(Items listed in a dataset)
** BEGIN **

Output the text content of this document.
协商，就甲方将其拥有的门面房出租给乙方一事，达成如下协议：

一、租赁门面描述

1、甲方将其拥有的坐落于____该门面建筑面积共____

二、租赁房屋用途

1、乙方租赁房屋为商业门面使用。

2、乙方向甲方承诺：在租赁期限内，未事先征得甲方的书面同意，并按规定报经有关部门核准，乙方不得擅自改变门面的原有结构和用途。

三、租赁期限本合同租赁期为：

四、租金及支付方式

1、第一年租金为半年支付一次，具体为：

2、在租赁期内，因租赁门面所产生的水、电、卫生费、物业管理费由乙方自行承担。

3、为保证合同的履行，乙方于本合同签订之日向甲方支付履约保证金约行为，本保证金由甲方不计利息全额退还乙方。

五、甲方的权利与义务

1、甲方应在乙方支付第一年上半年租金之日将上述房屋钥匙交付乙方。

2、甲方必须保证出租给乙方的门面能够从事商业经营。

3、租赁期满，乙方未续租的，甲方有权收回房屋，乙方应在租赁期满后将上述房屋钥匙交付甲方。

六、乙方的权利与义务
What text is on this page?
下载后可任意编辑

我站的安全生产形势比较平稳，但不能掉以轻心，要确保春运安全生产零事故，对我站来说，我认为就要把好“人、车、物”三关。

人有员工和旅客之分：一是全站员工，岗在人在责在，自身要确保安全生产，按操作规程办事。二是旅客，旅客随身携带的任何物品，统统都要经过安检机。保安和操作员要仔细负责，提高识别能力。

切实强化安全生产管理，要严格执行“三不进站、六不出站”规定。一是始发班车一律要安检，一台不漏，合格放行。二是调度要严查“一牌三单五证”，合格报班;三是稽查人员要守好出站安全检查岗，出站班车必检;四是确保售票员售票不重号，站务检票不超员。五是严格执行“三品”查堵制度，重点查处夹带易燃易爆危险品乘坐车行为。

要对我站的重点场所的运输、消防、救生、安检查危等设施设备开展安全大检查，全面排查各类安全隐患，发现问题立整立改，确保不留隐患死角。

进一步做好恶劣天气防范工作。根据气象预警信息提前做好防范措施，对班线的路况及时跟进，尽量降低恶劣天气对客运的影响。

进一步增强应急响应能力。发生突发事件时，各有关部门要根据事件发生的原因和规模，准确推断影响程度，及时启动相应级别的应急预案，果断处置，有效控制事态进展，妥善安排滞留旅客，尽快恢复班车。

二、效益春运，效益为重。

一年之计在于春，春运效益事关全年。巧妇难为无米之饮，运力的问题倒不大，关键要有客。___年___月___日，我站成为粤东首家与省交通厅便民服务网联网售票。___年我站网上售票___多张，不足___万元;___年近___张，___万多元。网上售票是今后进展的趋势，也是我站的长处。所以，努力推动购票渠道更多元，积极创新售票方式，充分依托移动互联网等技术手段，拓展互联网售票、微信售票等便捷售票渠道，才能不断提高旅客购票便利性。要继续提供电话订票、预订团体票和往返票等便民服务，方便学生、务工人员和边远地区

** END **

# AIM OF THE EXERCISE
Look through the entries above. Extract each line with the word "text".

# FULL ANSWER
Output the text content of this document.
What text is on this page?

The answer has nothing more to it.